Your objective
Find and copy every line in the records that includes the string "Visoka".

Data for this task
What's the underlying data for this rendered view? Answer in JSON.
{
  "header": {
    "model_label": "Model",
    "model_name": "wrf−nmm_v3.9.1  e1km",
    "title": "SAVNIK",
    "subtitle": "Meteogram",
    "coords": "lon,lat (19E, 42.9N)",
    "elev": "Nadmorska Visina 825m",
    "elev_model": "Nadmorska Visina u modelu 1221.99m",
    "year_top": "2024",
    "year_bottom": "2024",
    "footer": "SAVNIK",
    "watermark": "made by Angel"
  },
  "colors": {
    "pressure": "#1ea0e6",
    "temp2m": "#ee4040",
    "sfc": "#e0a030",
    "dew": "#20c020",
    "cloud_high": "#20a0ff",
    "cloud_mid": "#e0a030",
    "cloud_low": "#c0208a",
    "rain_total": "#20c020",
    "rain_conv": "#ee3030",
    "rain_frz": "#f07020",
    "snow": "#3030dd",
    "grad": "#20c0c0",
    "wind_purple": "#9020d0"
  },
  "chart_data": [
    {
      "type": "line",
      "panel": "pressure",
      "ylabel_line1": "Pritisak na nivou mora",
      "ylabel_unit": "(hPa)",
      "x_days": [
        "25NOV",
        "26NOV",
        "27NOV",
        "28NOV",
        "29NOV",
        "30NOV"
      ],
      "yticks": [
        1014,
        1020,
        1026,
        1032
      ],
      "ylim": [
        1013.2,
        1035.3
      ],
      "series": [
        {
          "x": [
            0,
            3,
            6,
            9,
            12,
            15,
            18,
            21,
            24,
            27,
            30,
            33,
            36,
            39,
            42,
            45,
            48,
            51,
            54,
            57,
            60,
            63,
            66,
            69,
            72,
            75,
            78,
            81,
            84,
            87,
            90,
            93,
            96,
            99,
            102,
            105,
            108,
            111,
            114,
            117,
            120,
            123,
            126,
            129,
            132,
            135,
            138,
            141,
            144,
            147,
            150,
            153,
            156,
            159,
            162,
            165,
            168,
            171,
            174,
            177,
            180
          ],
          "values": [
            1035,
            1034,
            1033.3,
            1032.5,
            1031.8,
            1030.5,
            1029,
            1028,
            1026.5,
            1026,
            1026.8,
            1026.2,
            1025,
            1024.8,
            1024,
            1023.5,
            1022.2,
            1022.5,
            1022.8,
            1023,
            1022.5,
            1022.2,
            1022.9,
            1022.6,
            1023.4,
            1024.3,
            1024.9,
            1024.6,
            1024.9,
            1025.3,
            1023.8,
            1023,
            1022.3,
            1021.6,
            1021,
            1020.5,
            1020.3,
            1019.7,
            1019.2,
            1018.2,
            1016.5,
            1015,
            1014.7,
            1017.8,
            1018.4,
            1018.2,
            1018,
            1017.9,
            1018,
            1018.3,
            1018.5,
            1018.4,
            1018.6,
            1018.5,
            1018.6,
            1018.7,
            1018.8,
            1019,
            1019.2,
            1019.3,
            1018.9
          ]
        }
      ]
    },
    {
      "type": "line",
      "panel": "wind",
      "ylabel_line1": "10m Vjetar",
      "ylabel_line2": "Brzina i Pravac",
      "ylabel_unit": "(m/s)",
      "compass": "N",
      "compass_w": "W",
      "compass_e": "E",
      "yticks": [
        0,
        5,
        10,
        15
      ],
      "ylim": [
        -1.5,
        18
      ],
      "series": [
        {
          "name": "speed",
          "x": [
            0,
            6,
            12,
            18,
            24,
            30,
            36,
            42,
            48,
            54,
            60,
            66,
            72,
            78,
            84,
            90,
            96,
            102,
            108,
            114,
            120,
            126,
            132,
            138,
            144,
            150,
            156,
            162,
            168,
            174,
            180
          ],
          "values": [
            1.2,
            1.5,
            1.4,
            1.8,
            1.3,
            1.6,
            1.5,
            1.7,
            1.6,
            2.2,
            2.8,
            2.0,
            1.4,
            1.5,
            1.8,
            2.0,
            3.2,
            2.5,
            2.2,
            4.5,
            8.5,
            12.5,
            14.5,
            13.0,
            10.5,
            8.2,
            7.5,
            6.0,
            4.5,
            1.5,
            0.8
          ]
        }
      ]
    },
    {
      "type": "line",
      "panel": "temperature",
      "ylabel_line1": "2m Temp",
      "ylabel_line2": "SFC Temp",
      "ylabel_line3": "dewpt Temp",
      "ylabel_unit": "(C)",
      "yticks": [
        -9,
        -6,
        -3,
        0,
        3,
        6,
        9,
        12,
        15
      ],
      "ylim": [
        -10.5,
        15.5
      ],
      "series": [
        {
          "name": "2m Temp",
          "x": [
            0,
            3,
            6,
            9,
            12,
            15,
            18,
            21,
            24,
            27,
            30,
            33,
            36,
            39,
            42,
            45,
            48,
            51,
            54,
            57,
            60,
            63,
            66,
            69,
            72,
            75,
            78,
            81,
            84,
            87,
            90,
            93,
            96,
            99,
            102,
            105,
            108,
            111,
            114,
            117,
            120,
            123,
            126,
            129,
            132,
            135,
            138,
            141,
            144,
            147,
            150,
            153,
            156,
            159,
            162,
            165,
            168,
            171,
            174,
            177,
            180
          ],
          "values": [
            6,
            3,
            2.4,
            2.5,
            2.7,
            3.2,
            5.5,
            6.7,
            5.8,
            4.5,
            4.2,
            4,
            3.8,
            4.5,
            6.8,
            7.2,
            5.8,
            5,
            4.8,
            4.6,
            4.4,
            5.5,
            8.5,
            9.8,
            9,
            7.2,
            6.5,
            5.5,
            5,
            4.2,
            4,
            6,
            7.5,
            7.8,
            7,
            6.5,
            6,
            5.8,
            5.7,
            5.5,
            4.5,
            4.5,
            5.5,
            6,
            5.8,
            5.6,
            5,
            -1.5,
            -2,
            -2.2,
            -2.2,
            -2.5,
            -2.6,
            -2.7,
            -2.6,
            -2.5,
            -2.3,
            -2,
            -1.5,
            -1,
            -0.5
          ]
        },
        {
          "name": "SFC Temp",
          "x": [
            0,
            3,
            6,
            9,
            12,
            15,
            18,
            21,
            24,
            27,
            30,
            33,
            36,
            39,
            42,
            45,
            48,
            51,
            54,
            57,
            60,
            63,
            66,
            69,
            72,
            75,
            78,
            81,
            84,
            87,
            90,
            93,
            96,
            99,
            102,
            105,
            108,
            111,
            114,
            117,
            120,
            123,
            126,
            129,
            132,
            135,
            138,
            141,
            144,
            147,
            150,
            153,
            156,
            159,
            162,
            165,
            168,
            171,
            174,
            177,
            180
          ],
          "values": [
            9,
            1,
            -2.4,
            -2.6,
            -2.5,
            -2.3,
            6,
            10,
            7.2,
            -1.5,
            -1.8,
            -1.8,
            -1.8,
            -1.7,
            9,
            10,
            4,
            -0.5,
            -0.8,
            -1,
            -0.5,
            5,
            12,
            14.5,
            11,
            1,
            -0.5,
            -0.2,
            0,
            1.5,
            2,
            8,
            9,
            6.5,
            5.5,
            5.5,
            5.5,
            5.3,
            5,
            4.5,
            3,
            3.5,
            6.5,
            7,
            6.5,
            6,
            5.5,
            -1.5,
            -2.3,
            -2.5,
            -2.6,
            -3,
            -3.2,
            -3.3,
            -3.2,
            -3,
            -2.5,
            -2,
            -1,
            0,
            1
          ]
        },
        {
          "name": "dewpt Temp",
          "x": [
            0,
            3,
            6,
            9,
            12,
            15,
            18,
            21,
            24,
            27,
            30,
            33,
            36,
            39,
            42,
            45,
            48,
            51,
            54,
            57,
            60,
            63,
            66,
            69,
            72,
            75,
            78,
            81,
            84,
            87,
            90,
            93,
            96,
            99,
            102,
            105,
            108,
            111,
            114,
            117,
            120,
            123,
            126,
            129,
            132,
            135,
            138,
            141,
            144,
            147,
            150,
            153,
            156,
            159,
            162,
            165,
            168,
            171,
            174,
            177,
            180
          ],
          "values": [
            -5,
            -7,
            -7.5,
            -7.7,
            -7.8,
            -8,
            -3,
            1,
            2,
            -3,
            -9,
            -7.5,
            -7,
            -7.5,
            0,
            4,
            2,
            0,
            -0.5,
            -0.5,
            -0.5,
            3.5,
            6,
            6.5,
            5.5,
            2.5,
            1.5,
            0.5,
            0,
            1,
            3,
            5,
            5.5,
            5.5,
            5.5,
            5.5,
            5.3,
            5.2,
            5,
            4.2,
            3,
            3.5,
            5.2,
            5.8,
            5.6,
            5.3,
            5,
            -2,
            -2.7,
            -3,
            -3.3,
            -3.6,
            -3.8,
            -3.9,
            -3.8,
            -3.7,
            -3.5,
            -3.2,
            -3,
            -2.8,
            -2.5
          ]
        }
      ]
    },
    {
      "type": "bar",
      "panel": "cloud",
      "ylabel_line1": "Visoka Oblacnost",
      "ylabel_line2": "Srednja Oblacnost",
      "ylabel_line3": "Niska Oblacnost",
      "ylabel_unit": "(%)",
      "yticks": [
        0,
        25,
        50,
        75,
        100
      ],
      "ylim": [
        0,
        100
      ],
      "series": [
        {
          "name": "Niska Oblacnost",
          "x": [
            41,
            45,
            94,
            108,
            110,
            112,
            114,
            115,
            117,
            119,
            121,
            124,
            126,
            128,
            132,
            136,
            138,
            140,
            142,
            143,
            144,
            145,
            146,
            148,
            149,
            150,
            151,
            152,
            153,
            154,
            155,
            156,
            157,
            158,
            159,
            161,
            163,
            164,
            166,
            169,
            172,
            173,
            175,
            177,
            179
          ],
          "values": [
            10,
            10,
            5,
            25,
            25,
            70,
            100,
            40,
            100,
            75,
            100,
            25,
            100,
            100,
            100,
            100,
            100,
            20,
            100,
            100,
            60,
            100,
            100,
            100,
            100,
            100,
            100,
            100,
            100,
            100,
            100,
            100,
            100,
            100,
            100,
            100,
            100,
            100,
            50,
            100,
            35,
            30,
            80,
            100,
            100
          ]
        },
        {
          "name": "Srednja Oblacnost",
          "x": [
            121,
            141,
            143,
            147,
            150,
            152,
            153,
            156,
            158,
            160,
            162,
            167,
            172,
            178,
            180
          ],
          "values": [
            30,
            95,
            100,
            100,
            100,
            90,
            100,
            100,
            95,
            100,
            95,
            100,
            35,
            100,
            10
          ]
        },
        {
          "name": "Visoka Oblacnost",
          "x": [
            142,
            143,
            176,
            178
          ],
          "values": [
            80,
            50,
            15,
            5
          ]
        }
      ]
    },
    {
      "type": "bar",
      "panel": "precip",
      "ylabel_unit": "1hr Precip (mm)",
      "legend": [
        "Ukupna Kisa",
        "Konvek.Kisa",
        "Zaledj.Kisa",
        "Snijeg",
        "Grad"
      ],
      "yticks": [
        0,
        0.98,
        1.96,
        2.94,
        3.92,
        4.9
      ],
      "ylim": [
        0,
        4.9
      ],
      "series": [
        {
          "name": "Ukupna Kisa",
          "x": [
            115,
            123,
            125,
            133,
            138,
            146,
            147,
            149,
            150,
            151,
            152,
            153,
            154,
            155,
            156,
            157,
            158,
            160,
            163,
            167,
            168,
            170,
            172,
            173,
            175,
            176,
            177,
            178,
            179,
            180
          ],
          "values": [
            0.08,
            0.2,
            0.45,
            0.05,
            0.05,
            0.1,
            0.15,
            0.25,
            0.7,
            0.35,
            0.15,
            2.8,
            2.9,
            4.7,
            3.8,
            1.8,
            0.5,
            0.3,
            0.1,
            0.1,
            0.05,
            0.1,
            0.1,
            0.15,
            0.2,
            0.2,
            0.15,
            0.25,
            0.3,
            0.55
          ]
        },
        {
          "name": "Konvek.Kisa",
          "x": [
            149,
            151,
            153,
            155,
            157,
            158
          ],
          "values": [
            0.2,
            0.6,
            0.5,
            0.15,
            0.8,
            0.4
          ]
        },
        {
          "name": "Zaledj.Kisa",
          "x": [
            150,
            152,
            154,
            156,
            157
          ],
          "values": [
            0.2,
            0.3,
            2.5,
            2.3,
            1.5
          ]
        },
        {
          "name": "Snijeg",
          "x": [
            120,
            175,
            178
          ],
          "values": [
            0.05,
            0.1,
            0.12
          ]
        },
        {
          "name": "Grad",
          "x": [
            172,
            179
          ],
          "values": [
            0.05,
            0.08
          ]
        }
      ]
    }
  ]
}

Exercise output
      "ylabel_line1": "Visoka Oblacnost",
          "name": "Visoka Oblacnost",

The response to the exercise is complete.